* **Directive**
Copy every line from the material below that holds "Kersting".

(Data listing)
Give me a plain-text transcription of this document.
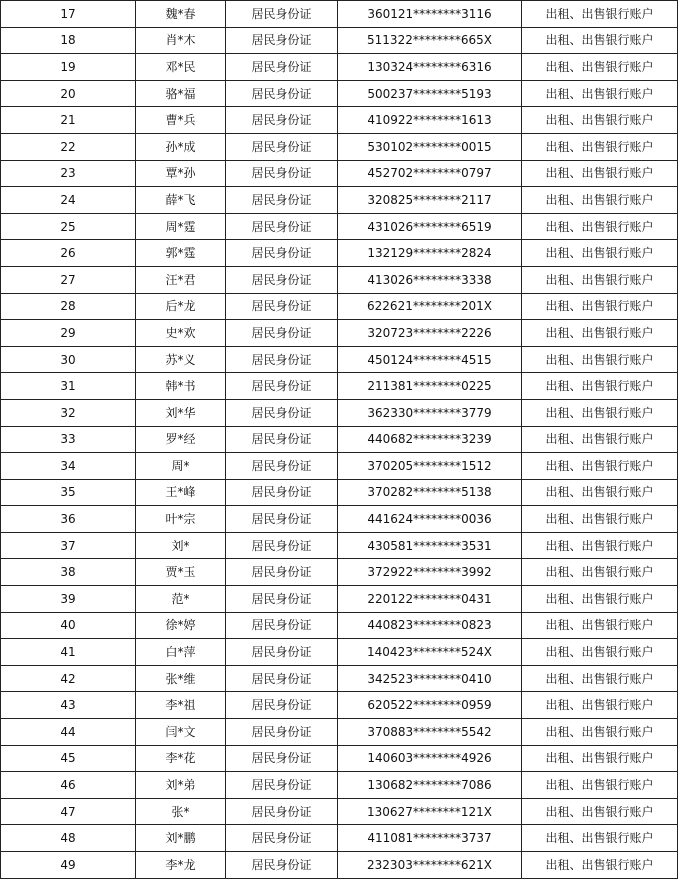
17	魏*春	居民身份证	360121********3116	出租、出售银行账户
18	肖*木	居民身份证	511322********665X	出租、出售银行账户
19	邓*民	居民身份证	130324********6316	出租、出售银行账户
20	骆*福	居民身份证	500237********5193	出租、出售银行账户
21	曹*兵	居民身份证	410922********1613	出租、出售银行账户
22	孙*成	居民身份证	530102********0015	出租、出售银行账户
23	覃*孙	居民身份证	452702********0797	出租、出售银行账户
24	薛*飞	居民身份证	320825********2117	出租、出售银行账户
25	周*霆	居民身份证	431026********6519	出租、出售银行账户
26	郭*霆	居民身份证	132129********2824	出租、出售银行账户
27	汪*君	居民身份证	413026********3338	出租、出售银行账户
28	后*龙	居民身份证	622621********201X	出租、出售银行账户
29	史*欢	居民身份证	320723********2226	出租、出售银行账户
30	苏*义	居民身份证	450124********4515	出租、出售银行账户
31	韩*书	居民身份证	211381********0225	出租、出售银行账户
32	刘*华	居民身份证	362330********3779	出租、出售银行账户
33	罗*经	居民身份证	440682********3239	出租、出售银行账户
34	周*	居民身份证	370205********1512	出租、出售银行账户
35	王*峰	居民身份证	370282********5138	出租、出售银行账户
36	叶*宗	居民身份证	441624********0036	出租、出售银行账户
37	刘*	居民身份证	430581********3531	出租、出售银行账户
38	贾*玉	居民身份证	372922********3992	出租、出售银行账户
39	范*	居民身份证	220122********0431	出租、出售银行账户
40	徐*婷	居民身份证	440823********0823	出租、出售银行账户
41	白*萍	居民身份证	140423********524X	出租、出售银行账户
42	张*维	居民身份证	342523********0410	出租、出售银行账户
43	李*祖	居民身份证	620522********0959	出租、出售银行账户
44	闫*文	居民身份证	370883********5542	出租、出售银行账户
45	李*花	居民身份证	140603********4926	出租、出售银行账户
46	刘*弟	居民身份证	130682********7086	出租、出售银行账户
47	张*	居民身份证	130627********121X	出租、出售银行账户
48	刘*鹏	居民身份证	411081********3737	出租、出售银行账户
49	李*龙	居民身份证	232303********621X	出租、出售银行账户
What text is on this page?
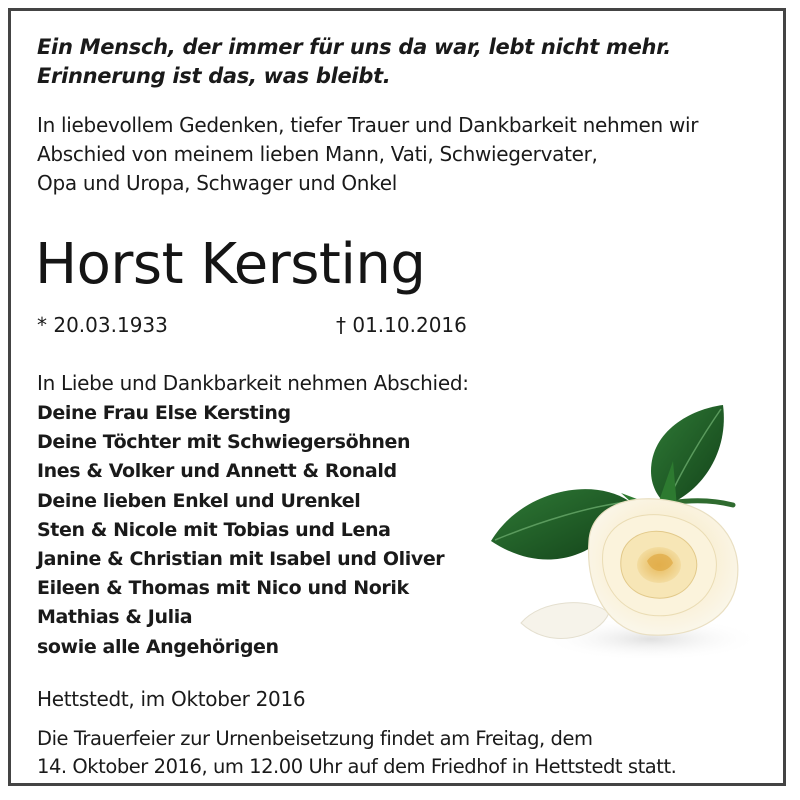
Ein Mensch, der immer für uns da war, lebt nicht mehr.
Erinnerung ist das, was bleibt.
In liebevollem Gedenken, tiefer Trauer und Dankbarkeit nehmen wir
Abschied von meinem lieben Mann, Vati, Schwiegervater,
Opa und Uropa, Schwager und Onkel
Horst Kersting
* 20.03.1933	† 01.10.2016
In Liebe und Dankbarkeit nehmen Abschied:
Deine Frau Else Kersting
Deine Töchter mit Schwiegersöhnen
Ines & Volker und Annett & Ronald
Deine lieben Enkel und Urenkel
Sten & Nicole mit Tobias und Lena
Janine & Christian mit Isabel und Oliver
Eileen & Thomas mit Nico und Norik
Mathias & Julia
sowie alle Angehörigen
Hettstedt, im Oktober 2016
Die Trauerfeier zur Urnenbeisetzung findet am Freitag, dem
14. Oktober 2016, um 12.00 Uhr auf dem Friedhof in Hettstedt statt.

* **Solution**
Horst Kersting
Deine Frau Else Kersting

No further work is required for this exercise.